Find the string "color" in the records. Copy every line it appears in.

Records from a collection
########################################
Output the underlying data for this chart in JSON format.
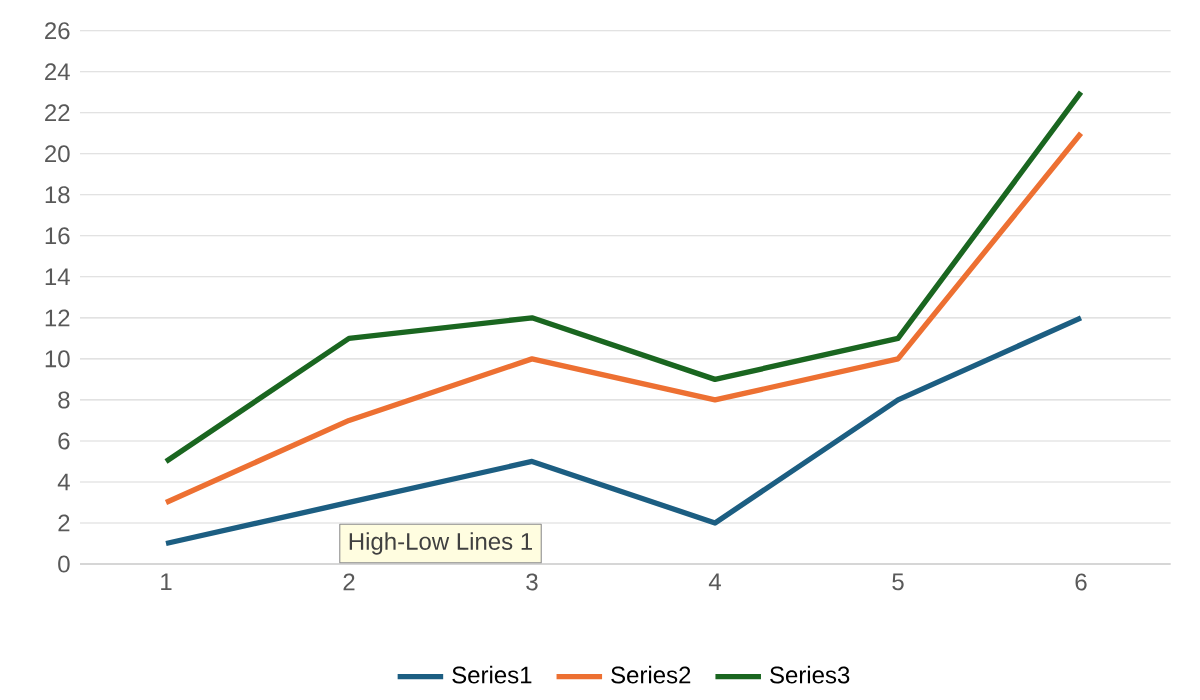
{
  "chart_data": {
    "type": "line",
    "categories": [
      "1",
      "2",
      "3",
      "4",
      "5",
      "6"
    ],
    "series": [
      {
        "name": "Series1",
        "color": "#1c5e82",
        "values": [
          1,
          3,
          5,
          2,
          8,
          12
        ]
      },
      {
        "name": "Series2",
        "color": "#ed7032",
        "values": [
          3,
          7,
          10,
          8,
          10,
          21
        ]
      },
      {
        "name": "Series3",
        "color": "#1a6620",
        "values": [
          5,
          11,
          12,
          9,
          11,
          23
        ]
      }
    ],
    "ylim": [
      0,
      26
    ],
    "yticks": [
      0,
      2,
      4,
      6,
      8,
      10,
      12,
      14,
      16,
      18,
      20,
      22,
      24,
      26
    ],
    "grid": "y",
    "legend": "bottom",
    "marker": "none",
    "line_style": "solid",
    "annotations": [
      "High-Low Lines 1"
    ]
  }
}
########################################
- OUTPUT FOR THIS TASK
        "color": "#1c5e82",
        "color": "#ed7032",
        "color": "#1a6620",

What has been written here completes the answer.